◆ **WHAT YOU ARE ASKED TO DO**
Send back the entries below exactly as they appear.

Records contained in a dataset
=====

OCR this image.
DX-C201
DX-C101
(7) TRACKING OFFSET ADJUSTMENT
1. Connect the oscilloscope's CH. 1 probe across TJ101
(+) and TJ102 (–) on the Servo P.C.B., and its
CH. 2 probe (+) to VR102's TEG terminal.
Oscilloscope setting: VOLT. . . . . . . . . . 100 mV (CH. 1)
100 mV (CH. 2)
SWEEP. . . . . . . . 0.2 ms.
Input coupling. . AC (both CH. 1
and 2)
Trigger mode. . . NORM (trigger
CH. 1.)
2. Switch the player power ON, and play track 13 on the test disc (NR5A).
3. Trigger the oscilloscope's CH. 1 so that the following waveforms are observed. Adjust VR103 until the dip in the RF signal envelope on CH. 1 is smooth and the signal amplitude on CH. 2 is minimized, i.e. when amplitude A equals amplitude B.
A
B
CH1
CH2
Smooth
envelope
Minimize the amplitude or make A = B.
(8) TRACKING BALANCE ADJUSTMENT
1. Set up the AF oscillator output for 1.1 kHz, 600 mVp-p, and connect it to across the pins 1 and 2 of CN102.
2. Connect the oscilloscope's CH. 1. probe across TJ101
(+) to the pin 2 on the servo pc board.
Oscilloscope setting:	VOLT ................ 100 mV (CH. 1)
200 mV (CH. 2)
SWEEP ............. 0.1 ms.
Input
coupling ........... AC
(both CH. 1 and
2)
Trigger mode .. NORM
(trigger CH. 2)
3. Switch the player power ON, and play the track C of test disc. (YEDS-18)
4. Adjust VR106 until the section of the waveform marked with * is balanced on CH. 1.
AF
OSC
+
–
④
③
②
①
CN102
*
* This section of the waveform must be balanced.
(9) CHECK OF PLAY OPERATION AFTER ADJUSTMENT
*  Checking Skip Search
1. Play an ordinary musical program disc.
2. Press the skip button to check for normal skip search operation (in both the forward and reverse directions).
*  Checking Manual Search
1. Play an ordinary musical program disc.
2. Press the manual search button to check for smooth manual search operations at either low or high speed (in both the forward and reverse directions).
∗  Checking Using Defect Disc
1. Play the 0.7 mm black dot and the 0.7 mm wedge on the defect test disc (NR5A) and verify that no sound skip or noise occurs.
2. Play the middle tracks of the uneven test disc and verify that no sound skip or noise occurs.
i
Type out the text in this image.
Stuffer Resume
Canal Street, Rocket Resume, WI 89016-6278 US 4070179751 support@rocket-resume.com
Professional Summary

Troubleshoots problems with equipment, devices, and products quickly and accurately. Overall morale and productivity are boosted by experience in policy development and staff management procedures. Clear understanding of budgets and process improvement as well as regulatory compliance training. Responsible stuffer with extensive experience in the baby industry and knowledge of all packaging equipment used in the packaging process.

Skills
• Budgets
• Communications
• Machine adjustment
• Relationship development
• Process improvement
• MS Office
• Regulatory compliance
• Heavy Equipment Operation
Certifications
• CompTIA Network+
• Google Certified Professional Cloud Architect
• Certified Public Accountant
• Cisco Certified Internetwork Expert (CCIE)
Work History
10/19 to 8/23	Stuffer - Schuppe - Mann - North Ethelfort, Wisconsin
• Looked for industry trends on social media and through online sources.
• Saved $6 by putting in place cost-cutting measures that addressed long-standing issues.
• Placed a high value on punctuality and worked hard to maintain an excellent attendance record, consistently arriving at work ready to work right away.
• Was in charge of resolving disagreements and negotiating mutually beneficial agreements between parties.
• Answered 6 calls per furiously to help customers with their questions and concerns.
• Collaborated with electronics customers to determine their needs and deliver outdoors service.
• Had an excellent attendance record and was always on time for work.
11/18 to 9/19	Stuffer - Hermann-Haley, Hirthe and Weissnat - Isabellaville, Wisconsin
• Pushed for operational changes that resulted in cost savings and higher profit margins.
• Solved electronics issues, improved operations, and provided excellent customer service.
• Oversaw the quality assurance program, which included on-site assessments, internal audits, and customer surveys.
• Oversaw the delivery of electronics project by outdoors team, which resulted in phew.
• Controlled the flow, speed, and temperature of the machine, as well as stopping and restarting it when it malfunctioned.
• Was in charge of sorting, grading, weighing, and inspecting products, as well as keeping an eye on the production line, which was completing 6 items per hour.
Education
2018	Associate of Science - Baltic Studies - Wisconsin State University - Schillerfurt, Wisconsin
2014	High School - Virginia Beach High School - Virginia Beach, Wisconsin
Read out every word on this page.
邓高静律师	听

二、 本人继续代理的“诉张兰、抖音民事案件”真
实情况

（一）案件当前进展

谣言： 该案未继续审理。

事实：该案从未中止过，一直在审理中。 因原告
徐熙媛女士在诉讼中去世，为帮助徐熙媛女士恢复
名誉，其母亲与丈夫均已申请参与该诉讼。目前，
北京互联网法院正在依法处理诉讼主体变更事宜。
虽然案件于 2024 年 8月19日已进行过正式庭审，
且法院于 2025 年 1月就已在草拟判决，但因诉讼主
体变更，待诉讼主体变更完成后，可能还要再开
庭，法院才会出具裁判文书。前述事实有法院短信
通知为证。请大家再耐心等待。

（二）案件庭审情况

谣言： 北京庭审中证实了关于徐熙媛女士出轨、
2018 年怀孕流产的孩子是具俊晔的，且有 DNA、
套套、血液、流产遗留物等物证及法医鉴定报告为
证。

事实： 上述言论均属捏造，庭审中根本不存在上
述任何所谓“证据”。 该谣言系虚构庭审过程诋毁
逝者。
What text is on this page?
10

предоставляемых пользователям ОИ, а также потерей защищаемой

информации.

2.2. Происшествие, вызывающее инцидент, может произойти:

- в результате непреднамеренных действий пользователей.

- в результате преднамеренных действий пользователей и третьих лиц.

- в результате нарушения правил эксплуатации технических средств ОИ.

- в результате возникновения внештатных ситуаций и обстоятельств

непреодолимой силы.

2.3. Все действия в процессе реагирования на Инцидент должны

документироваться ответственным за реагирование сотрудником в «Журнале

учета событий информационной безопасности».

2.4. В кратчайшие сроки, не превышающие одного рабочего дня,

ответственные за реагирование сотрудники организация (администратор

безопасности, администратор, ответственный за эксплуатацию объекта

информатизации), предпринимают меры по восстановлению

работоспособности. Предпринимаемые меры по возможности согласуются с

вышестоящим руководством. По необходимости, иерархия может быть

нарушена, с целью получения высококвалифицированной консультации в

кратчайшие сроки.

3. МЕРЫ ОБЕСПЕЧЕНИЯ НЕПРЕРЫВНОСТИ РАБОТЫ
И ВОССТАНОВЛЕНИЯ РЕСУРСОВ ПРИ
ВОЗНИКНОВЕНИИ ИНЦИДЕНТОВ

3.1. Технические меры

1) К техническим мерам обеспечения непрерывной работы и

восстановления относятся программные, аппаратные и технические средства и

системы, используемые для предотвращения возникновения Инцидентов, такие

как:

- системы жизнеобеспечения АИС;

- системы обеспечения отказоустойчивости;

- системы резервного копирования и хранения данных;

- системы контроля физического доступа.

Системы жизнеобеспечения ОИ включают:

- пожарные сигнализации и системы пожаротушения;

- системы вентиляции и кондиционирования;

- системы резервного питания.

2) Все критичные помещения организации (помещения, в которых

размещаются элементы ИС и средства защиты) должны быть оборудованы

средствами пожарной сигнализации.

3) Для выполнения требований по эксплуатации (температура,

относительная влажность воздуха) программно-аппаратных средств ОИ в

=====

◆ **RESULT FOR THIS TASK**
OCR this image.
DX-C201
DX-C101
(7) TRACKING OFFSET ADJUSTMENT
1. Connect the oscilloscope's CH. 1 probe across TJ101
(+) and TJ102 (–) on the Servo P.C.B., and its
CH. 2 probe (+) to VR102's TEG terminal.
Oscilloscope setting: VOLT. . . . . . . . . . 100 mV (CH. 1)
100 mV (CH. 2)
SWEEP. . . . . . . . 0.2 ms.
Input coupling. . AC (both CH. 1
and 2)
Trigger mode. . . NORM (trigger
CH. 1.)
2. Switch the player power ON, and play track 13 on the test disc (NR5A).
3. Trigger the oscilloscope's CH. 1 so that the following waveforms are observed. Adjust VR103 until the dip in the RF signal envelope on CH. 1 is smooth and the signal amplitude on CH. 2 is minimized, i.e. when amplitude A equals amplitude B.
A
B
CH1
CH2
Smooth
envelope
Minimize the amplitude or make A = B.
(8) TRACKING BALANCE ADJUSTMENT
1. Set up the AF oscillator output for 1.1 kHz, 600 mVp-p, and connect it to across the pins 1 and 2 of CN102.
2. Connect the oscilloscope's CH. 1. probe across TJ101
(+) to the pin 2 on the servo pc board.
Oscilloscope setting:	VOLT ................ 100 mV (CH. 1)
200 mV (CH. 2)
SWEEP ............. 0.1 ms.
Input
coupling ........... AC
(both CH. 1 and
2)
Trigger mode .. NORM
(trigger CH. 2)
3. Switch the player power ON, and play the track C of test disc. (YEDS-18)
4. Adjust VR106 until the section of the waveform marked with * is balanced on CH. 1.
AF
OSC
+
–
④
③
②
①
CN102
*
* This section of the waveform must be balanced.
(9) CHECK OF PLAY OPERATION AFTER ADJUSTMENT
*  Checking Skip Search
1. Play an ordinary musical program disc.
2. Press the skip button to check for normal skip search operation (in both the forward and reverse directions).
*  Checking Manual Search
1. Play an ordinary musical program disc.
2. Press the manual search button to check for smooth manual search operations at either low or high speed (in both the forward and reverse directions).
∗  Checking Using Defect Disc
1. Play the 0.7 mm black dot and the 0.7 mm wedge on the defect test disc (NR5A) and verify that no sound skip or noise occurs.
2. Play the middle tracks of the uneven test disc and verify that no sound skip or noise occurs.
i
Type out the text in this image.
Stuffer Resume
Canal Street, Rocket Resume, WI 89016-6278 US 4070179751 support@rocket-resume.com
Professional Summary

Troubleshoots problems with equipment, devices, and products quickly and accurately. Overall morale and productivity are boosted by experience in policy development and staff management procedures. Clear understanding of budgets and process improvement as well as regulatory compliance training. Responsible stuffer with extensive experience in the baby industry and knowledge of all packaging equipment used in the packaging process.

Skills
• Budgets
• Communications
• Machine adjustment
• Relationship development
• Process improvement
• MS Office
• Regulatory compliance
• Heavy Equipment Operation
Certifications
• CompTIA Network+
• Google Certified Professional Cloud Architect
• Certified Public Accountant
• Cisco Certified Internetwork Expert (CCIE)
Work History
10/19 to 8/23	Stuffer - Schuppe - Mann - North Ethelfort, Wisconsin
• Looked for industry trends on social media and through online sources.
• Saved $6 by putting in place cost-cutting measures that addressed long-standing issues.
• Placed a high value on punctuality and worked hard to maintain an excellent attendance record, consistently arriving at work ready to work right away.
• Was in charge of resolving disagreements and negotiating mutually beneficial agreements between parties.
• Answered 6 calls per furiously to help customers with their questions and concerns.
• Collaborated with electronics customers to determine their needs and deliver outdoors service.
• Had an excellent attendance record and was always on time for work.
11/18 to 9/19	Stuffer - Hermann-Haley, Hirthe and Weissnat - Isabellaville, Wisconsin
• Pushed for operational changes that resulted in cost savings and higher profit margins.
• Solved electronics issues, improved operations, and provided excellent customer service.
• Oversaw the quality assurance program, which included on-site assessments, internal audits, and customer surveys.
• Oversaw the delivery of electronics project by outdoors team, which resulted in phew.
• Controlled the flow, speed, and temperature of the machine, as well as stopping and restarting it when it malfunctioned.
• Was in charge of sorting, grading, weighing, and inspecting products, as well as keeping an eye on the production line, which was completing 6 items per hour.
Education
2018	Associate of Science - Baltic Studies - Wisconsin State University - Schillerfurt, Wisconsin
2014	High School - Virginia Beach High School - Virginia Beach, Wisconsin
Read out every word on this page.
邓高静律师	听

二、 本人继续代理的“诉张兰、抖音民事案件”真
实情况

（一）案件当前进展

谣言： 该案未继续审理。

事实：该案从未中止过，一直在审理中。 因原告
徐熙媛女士在诉讼中去世，为帮助徐熙媛女士恢复
名誉，其母亲与丈夫均已申请参与该诉讼。目前，
北京互联网法院正在依法处理诉讼主体变更事宜。
虽然案件于 2024 年 8月19日已进行过正式庭审，
且法院于 2025 年 1月就已在草拟判决，但因诉讼主
体变更，待诉讼主体变更完成后，可能还要再开
庭，法院才会出具裁判文书。前述事实有法院短信
通知为证。请大家再耐心等待。

（二）案件庭审情况

谣言： 北京庭审中证实了关于徐熙媛女士出轨、
2018 年怀孕流产的孩子是具俊晔的，且有 DNA、
套套、血液、流产遗留物等物证及法医鉴定报告为
证。

事实： 上述言论均属捏造，庭审中根本不存在上
述任何所谓“证据”。 该谣言系虚构庭审过程诋毁
逝者。
What text is on this page?
10

предоставляемых пользователям ОИ, а также потерей защищаемой

информации.

2.2. Происшествие, вызывающее инцидент, может произойти:

- в результате непреднамеренных действий пользователей.

- в результате преднамеренных действий пользователей и третьих лиц.

- в результате нарушения правил эксплуатации технических средств ОИ.

- в результате возникновения внештатных ситуаций и обстоятельств

непреодолимой силы.

2.3. Все действия в процессе реагирования на Инцидент должны

документироваться ответственным за реагирование сотрудником в «Журнале

учета событий информационной безопасности».

2.4. В кратчайшие сроки, не превышающие одного рабочего дня,

ответственные за реагирование сотрудники организация (администратор

безопасности, администратор, ответственный за эксплуатацию объекта

информатизации), предпринимают меры по восстановлению

работоспособности. Предпринимаемые меры по возможности согласуются с

вышестоящим руководством. По необходимости, иерархия может быть

нарушена, с целью получения высококвалифицированной консультации в

кратчайшие сроки.

3. МЕРЫ ОБЕСПЕЧЕНИЯ НЕПРЕРЫВНОСТИ РАБОТЫ
И ВОССТАНОВЛЕНИЯ РЕСУРСОВ ПРИ
ВОЗНИКНОВЕНИИ ИНЦИДЕНТОВ

3.1. Технические меры

1) К техническим мерам обеспечения непрерывной работы и

восстановления относятся программные, аппаратные и технические средства и

системы, используемые для предотвращения возникновения Инцидентов, такие

как:

- системы жизнеобеспечения АИС;

- системы обеспечения отказоустойчивости;

- системы резервного копирования и хранения данных;

- системы контроля физического доступа.

Системы жизнеобеспечения ОИ включают:

- пожарные сигнализации и системы пожаротушения;

- системы вентиляции и кондиционирования;

- системы резервного питания.

2) Все критичные помещения организации (помещения, в которых

размещаются элементы ИС и средства защиты) должны быть оборудованы

средствами пожарной сигнализации.

3) Для выполнения требований по эксплуатации (температура,

относительная влажность воздуха) программно-аппаратных средств ОИ в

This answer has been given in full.